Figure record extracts
* * *
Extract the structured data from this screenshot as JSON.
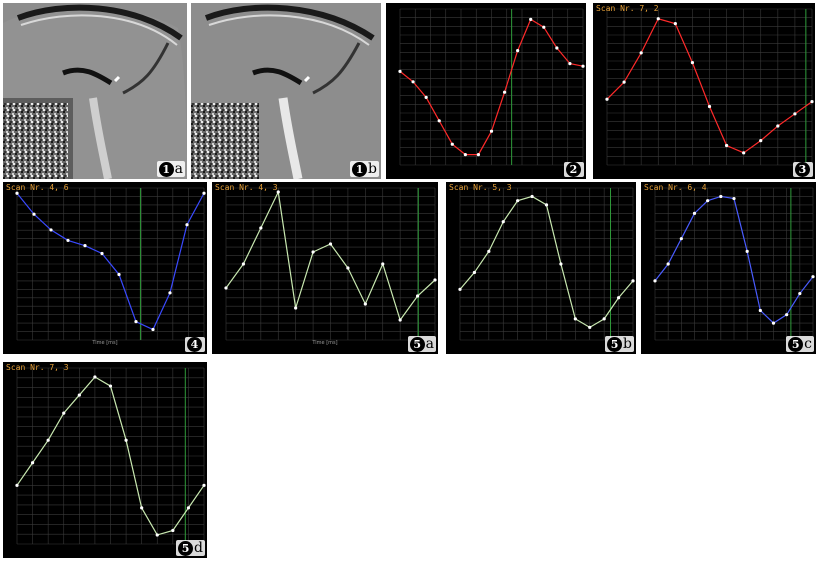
{
  "figures": [
    {
      "id": "1a",
      "num": "1",
      "suffix": "a",
      "kind": "mri"
    },
    {
      "id": "1b",
      "num": "1",
      "suffix": "b",
      "kind": "mri"
    },
    {
      "id": "2",
      "num": "2",
      "suffix": "",
      "kind": "chart",
      "title": "",
      "color": "#ff2a2a",
      "values": [
        0.06,
        0.02,
        -0.04,
        -0.13,
        -0.22,
        -0.26,
        -0.26,
        -0.17,
        -0.02,
        0.14,
        0.26,
        0.23,
        0.15,
        0.09,
        0.08
      ],
      "ylim": [
        -0.3,
        0.3
      ],
      "marker": 0.61
    },
    {
      "id": "3",
      "num": "3",
      "suffix": "",
      "kind": "chart",
      "title": "Scan Nr. 7, 2",
      "color": "#ff2a2a",
      "values": [
        -0.05,
        0.02,
        0.14,
        0.28,
        0.26,
        0.1,
        -0.08,
        -0.24,
        -0.27,
        -0.22,
        -0.16,
        -0.11,
        -0.06
      ],
      "ylim": [
        -0.32,
        0.32
      ],
      "marker": 0.97
    },
    {
      "id": "4",
      "num": "4",
      "suffix": "",
      "kind": "chart",
      "title": "Scan Nr. 4, 6",
      "color": "#3a4aff",
      "values": [
        0.22,
        0.14,
        0.08,
        0.04,
        0.02,
        -0.01,
        -0.09,
        -0.27,
        -0.3,
        -0.16,
        0.1,
        0.22
      ],
      "ylim": [
        -0.34,
        0.24
      ],
      "marker": 0.66
    },
    {
      "id": "5a",
      "num": "5",
      "suffix": "a",
      "kind": "chart",
      "title": "Scan Nr. 4, 3",
      "color": "#c8e8b0",
      "values": [
        -0.1,
        0.02,
        0.2,
        0.38,
        -0.2,
        0.08,
        0.12,
        0.0,
        -0.18,
        0.02,
        -0.26,
        -0.14,
        -0.06
      ],
      "ylim": [
        -0.36,
        0.4
      ],
      "marker": 0.92
    },
    {
      "id": "5b",
      "num": "5",
      "suffix": "b",
      "kind": "chart",
      "title": "Scan Nr. 5, 3",
      "color": "#c8e8b0",
      "values": [
        -0.12,
        -0.04,
        0.06,
        0.2,
        0.3,
        0.32,
        0.28,
        0.0,
        -0.26,
        -0.3,
        -0.26,
        -0.16,
        -0.08
      ],
      "ylim": [
        -0.36,
        0.36
      ],
      "marker": 0.87
    },
    {
      "id": "5c",
      "num": "5",
      "suffix": "c",
      "kind": "chart",
      "title": "Scan Nr. 6, 4",
      "color": "#4a5cff",
      "values": [
        -0.08,
        0.0,
        0.12,
        0.24,
        0.3,
        0.32,
        0.31,
        0.06,
        -0.22,
        -0.28,
        -0.24,
        -0.14,
        -0.06
      ],
      "ylim": [
        -0.36,
        0.36
      ],
      "marker": 0.86
    },
    {
      "id": "5d",
      "num": "5",
      "suffix": "d",
      "kind": "chart",
      "title": "Scan Nr. 7, 3",
      "color": "#c8e8b0",
      "values": [
        -0.12,
        -0.02,
        0.08,
        0.2,
        0.28,
        0.36,
        0.32,
        0.08,
        -0.22,
        -0.34,
        -0.32,
        -0.22,
        -0.12
      ],
      "ylim": [
        -0.38,
        0.4
      ],
      "marker": 0.9
    }
  ],
  "xaxis_label": "Time [ms]"
}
* * *
* **Instructions for the task**: Consider the entries above and return each line with the string "title".

* **Correct output**:
      "title": "",
      "title": "Scan Nr. 7, 2",
      "title": "Scan Nr. 4, 6",
      "title": "Scan Nr. 4, 3",
      "title": "Scan Nr. 5, 3",
      "title": "Scan Nr. 6, 4",
      "title": "Scan Nr. 7, 3",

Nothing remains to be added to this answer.